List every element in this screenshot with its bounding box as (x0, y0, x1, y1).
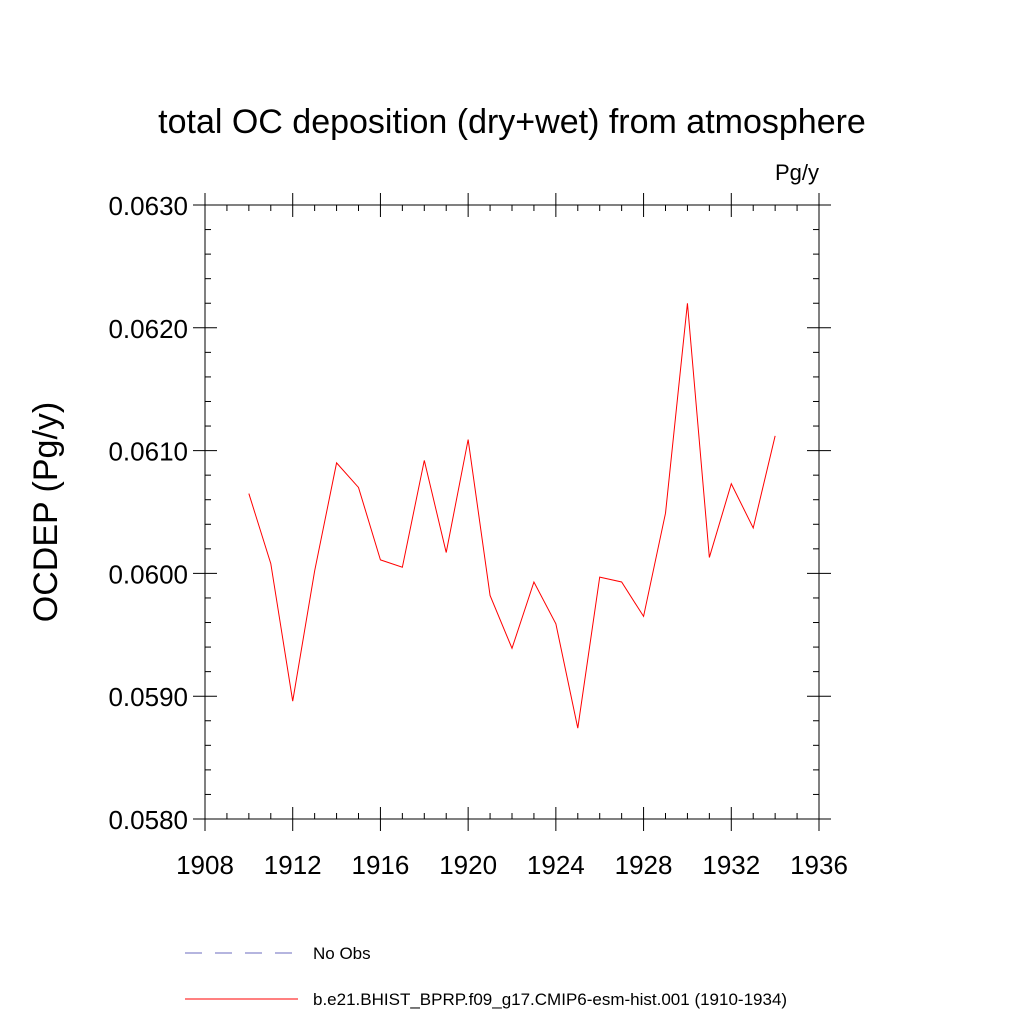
y-axis-label: OCDEP (Pg/y) (27, 402, 65, 622)
y-tick-label: 0.0620 (108, 314, 188, 344)
x-tick-label: 1916 (352, 850, 410, 880)
x-tick-label: 1936 (790, 850, 848, 880)
y-tick-label: 0.0580 (108, 805, 188, 835)
units-label: Pg/y (775, 160, 819, 185)
y-tick-label: 0.0630 (108, 191, 188, 221)
legend: No Obs b.e21.BHIST_BPRP.f09_g17.CMIP6-es… (185, 944, 787, 1009)
x-tick-label: 1924 (527, 850, 585, 880)
legend-label-no-obs: No Obs (313, 944, 371, 963)
y-ticks: 0.0580 0.0590 0.0600 0.0610 0.0620 0.0630 (108, 191, 831, 835)
plot-frame (204, 204, 820, 820)
x-tick-label: 1928 (615, 850, 673, 880)
series-layer (248, 303, 776, 729)
x-tick-label: 1932 (702, 850, 760, 880)
x-tick-label: 1908 (176, 850, 234, 880)
y-tick-label: 0.0600 (108, 559, 188, 589)
x-tick-label: 1920 (439, 850, 497, 880)
series-line-1 (248, 303, 776, 729)
chart-title: total OC deposition (dry+wet) from atmos… (158, 103, 866, 141)
y-tick-label: 0.0590 (108, 682, 188, 712)
legend-label-model-run: b.e21.BHIST_BPRP.f09_g17.CMIP6-esm-hist.… (313, 990, 787, 1009)
y-tick-label: 0.0610 (108, 437, 188, 467)
x-tick-label: 1912 (264, 850, 322, 880)
x-ticks: 1908 1912 1916 1920 1924 1928 1932 1936 (176, 193, 848, 880)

#### Set exercise
Format the data above as a Markdown table with two columns, Row and Line, giving each nonblank line its own numbered row. Leave blank lines and pictures out of the table.

#### Task answer
| Row | Line |
|---|---|
| 1 | List every element in this screenshot with its bounding box as (x0, y0, x1, y1). |
| 2 | y-axis-label: OCDEP (Pg/y) (27, 402, 65, 622) |
| 3 | y-tick-label: 0.0620 (108, 314, 188, 344) |
| 4 | x-tick-label: 1916 (352, 850, 410, 880) |
| 5 | x-tick-label: 1936 (790, 850, 848, 880) |
| 6 | y-tick-label: 0.0580 (108, 805, 188, 835) |
| 7 | units-label: Pg/y (775, 160, 819, 185) |
| 8 | y-tick-label: 0.0630 (108, 191, 188, 221) |
| 9 | legend: No Obs b.e21.BHIST_BPRP.f09_g17.CMIP6-es… (185, 944, 787, 1009) |
| 10 | x-tick-label: 1924 (527, 850, 585, 880) |
| 11 | legend-label-no-obs: No Obs (313, 944, 371, 963) |
| 12 | y-ticks: 0.0580 0.0590 0.0600 0.0610 0.0620 0.0630 (108, 191, 831, 835) |
| 13 | plot-frame (204, 204, 820, 820) |
| 14 | x-tick-label: 1928 (615, 850, 673, 880) |
| 15 | series-layer (248, 303, 776, 729) |
| 16 | x-tick-label: 1932 (702, 850, 760, 880) |
| 17 | x-tick-label: 1908 (176, 850, 234, 880) |
| 18 | y-tick-label: 0.0600 (108, 559, 188, 589) |
| 19 | x-tick-label: 1920 (439, 850, 497, 880) |
| 20 | series-line-1 (248, 303, 776, 729) |
| 21 | chart-title: total OC deposition (dry+wet) from atmos… (158, 103, 866, 141) |
| 22 | y-tick-label: 0.0590 (108, 682, 188, 712) |
| 23 | legend-label-model-run: b.e21.BHIST_BPRP.f09_g17.CMIP6-esm-hist.… (313, 990, 787, 1009) |
| 24 | y-tick-label: 0.0610 (108, 437, 188, 467) |
| 25 | x-tick-label: 1912 (264, 850, 322, 880) |
| 26 | x-ticks: 1908 1912 1916 1920 1924 1928 1932 1936 (176, 193, 848, 880) |